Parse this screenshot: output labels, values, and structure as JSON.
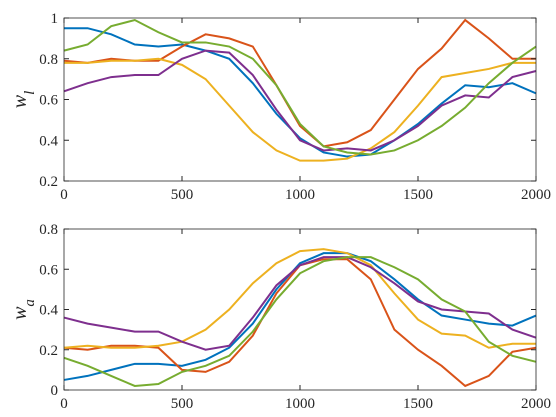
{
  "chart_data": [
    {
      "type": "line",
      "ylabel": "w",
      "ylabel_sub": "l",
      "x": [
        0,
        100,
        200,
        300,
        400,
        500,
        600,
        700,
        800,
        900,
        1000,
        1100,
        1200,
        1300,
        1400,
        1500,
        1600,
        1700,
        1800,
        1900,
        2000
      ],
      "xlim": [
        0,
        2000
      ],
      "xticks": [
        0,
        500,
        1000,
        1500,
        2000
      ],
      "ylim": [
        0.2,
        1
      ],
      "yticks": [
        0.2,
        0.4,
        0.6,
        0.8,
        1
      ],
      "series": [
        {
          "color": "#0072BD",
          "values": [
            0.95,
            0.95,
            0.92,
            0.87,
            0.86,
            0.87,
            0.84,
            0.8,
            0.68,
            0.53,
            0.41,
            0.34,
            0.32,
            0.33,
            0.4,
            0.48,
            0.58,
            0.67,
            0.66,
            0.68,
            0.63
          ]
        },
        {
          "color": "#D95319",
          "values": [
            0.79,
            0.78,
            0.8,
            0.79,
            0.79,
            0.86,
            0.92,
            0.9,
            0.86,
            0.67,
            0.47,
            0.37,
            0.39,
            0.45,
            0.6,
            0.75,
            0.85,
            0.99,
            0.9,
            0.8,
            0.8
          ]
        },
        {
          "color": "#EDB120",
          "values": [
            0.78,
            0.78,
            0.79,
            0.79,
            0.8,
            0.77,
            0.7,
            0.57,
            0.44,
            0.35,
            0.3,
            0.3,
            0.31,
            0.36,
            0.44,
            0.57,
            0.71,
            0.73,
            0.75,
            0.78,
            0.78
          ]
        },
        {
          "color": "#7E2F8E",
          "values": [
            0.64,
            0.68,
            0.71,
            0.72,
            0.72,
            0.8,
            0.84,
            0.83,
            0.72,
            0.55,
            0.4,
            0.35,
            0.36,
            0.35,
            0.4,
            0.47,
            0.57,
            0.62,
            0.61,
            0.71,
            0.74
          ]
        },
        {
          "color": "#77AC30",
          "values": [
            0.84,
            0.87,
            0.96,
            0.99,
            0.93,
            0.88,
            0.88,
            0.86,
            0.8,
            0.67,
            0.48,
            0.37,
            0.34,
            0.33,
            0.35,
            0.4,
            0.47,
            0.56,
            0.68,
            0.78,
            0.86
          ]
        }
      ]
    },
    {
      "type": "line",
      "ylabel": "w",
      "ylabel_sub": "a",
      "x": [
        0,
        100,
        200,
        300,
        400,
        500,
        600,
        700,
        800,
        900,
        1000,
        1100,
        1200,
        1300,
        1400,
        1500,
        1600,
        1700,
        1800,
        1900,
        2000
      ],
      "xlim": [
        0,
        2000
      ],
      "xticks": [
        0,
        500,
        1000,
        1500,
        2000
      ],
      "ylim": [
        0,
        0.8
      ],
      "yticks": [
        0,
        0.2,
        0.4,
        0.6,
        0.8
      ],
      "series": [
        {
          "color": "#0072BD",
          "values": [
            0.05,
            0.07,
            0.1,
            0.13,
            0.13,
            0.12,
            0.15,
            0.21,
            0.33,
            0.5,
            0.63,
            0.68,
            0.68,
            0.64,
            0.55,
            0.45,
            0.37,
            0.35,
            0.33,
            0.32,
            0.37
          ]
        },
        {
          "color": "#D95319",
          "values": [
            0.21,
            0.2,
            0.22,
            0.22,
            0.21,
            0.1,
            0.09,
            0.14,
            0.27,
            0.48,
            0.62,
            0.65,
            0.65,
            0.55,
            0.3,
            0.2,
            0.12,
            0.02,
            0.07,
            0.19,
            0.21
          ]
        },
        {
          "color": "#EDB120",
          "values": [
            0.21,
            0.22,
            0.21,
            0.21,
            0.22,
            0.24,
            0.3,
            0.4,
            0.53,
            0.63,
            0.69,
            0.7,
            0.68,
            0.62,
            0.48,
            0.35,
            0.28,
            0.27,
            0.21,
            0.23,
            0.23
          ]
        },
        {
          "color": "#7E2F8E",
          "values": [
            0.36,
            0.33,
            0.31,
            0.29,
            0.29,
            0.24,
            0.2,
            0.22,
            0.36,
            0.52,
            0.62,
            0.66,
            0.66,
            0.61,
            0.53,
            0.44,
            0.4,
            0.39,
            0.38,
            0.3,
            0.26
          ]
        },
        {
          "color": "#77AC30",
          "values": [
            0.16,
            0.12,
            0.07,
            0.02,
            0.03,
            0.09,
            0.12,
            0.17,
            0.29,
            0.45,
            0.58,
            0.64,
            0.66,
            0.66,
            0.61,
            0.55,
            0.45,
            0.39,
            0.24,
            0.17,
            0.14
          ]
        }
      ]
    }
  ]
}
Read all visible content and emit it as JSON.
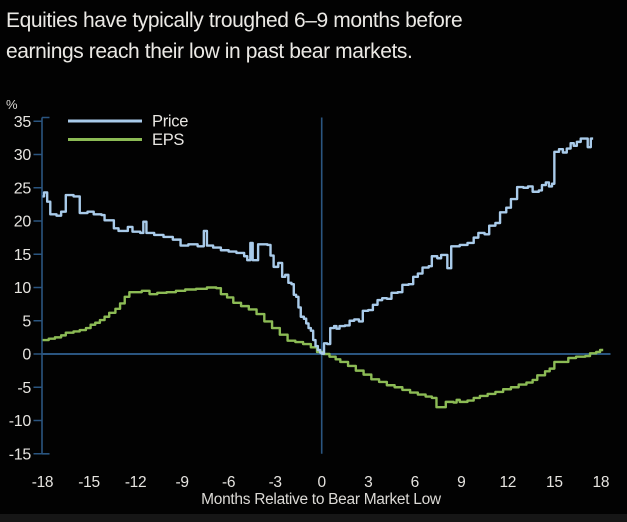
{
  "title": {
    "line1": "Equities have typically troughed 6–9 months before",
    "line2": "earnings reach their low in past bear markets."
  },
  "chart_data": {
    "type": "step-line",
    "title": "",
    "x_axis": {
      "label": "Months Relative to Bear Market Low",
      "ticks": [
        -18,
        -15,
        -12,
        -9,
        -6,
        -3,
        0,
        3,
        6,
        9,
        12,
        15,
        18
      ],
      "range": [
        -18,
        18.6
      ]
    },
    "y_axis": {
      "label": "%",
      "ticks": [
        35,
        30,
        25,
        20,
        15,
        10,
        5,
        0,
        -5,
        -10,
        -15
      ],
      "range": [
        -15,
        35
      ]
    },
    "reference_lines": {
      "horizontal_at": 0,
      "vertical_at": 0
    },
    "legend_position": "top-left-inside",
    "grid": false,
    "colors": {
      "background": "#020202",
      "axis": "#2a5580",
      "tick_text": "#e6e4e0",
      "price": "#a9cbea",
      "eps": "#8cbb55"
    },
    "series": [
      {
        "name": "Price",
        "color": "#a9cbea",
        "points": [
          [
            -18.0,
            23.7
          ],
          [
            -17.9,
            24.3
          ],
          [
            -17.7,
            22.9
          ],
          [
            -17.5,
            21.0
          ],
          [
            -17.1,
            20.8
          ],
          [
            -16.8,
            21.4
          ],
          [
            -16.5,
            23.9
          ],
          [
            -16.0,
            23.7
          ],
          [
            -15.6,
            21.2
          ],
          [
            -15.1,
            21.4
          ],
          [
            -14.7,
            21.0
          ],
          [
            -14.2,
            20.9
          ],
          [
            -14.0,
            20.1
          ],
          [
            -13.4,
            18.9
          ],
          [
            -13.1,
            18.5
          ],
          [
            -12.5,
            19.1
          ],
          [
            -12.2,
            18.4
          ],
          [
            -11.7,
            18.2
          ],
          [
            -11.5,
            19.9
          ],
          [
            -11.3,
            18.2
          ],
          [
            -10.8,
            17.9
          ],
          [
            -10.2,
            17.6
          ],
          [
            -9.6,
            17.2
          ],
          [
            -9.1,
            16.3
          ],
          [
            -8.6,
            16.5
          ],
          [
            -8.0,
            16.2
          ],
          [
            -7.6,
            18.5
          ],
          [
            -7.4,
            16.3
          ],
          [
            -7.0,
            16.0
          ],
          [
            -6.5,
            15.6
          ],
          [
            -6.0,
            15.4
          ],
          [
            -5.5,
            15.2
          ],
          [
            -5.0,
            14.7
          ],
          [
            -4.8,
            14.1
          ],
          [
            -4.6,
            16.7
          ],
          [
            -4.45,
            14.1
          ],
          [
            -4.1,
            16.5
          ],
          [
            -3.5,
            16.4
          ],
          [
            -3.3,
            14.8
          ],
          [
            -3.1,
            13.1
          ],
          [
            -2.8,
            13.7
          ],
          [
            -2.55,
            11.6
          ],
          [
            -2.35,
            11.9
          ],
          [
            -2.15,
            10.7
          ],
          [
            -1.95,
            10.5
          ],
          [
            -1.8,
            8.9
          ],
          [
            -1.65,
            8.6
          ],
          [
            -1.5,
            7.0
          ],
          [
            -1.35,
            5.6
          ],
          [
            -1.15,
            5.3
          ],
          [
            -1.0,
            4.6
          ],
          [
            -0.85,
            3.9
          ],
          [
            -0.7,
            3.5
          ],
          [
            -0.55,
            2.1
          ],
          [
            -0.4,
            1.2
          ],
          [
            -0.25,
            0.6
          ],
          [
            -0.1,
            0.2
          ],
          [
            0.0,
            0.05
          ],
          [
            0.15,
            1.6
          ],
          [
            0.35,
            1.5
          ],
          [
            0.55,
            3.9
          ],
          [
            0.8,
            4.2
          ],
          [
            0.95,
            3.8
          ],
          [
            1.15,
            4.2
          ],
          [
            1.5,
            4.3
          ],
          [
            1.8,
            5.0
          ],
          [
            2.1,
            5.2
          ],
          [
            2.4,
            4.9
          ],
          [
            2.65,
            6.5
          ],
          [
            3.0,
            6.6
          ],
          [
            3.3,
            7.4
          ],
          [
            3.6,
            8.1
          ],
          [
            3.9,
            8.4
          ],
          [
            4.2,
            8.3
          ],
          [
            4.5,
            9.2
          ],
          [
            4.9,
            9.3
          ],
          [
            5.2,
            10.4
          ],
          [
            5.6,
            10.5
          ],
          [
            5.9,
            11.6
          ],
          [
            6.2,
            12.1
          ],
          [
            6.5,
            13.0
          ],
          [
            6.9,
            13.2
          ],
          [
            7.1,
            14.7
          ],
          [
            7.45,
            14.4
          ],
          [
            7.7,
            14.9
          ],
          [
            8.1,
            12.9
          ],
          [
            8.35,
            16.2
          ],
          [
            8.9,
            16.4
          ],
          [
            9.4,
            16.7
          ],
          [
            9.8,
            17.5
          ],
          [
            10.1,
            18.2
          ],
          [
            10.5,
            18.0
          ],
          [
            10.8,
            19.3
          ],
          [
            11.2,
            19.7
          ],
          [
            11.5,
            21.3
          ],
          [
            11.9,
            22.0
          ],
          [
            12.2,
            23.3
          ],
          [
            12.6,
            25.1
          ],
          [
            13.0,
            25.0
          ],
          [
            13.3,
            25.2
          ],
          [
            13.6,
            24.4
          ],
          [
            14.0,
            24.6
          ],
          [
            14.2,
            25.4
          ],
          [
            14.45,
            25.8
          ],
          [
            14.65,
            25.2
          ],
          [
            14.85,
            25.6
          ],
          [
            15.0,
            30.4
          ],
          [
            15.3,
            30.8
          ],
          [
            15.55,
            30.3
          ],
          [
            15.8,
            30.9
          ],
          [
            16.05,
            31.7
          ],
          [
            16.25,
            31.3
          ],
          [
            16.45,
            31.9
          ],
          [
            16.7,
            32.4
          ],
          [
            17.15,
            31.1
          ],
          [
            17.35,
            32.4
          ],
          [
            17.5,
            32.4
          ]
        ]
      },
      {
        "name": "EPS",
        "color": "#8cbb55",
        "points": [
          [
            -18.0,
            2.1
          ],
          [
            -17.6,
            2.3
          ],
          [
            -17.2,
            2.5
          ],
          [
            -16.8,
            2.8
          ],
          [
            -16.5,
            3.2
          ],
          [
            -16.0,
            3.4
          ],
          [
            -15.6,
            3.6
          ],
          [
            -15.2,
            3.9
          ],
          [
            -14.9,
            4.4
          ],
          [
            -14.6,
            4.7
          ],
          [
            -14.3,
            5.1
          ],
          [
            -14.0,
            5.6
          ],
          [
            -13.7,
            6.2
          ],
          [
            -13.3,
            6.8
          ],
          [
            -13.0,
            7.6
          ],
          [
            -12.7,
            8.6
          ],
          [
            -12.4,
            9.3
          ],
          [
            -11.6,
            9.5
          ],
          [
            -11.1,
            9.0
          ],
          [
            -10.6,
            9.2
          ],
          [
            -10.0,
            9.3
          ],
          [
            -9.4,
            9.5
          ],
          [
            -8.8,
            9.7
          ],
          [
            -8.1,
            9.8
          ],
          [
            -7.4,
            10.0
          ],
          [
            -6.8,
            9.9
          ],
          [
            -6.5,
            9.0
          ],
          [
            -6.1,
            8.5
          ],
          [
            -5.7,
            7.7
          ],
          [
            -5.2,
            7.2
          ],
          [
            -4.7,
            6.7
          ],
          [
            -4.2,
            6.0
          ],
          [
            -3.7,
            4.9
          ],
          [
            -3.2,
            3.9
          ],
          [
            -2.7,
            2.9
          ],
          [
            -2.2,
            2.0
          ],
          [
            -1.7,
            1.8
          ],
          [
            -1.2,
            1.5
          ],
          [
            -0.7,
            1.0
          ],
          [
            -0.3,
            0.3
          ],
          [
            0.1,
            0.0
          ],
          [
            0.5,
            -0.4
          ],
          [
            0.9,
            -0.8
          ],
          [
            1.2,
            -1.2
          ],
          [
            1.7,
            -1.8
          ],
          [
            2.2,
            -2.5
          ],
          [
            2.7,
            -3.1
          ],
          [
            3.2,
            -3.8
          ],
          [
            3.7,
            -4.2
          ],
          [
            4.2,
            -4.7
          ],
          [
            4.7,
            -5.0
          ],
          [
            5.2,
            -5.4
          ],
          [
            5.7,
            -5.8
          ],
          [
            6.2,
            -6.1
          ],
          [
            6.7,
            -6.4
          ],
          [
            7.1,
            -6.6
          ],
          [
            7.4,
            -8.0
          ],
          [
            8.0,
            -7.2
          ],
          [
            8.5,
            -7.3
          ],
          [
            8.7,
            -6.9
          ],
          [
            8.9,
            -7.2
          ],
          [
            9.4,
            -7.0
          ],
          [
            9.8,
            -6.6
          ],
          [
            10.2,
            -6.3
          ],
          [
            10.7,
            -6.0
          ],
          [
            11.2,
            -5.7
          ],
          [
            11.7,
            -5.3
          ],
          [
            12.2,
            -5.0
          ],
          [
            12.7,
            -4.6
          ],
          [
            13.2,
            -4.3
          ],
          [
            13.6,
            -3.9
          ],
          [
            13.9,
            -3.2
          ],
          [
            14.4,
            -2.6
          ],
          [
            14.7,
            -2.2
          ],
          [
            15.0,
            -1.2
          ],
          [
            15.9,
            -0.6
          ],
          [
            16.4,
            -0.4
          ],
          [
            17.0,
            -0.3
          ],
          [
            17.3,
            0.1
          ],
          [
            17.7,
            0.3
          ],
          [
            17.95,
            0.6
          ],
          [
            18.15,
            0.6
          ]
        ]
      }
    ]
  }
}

_Instructions to follow_: Every line above that contains the word "JSON" should be reported.

_Result of this task_:
Parse this screenshot: output labels, values, and structure as JSON.
Read all visible content and emit it as JSON.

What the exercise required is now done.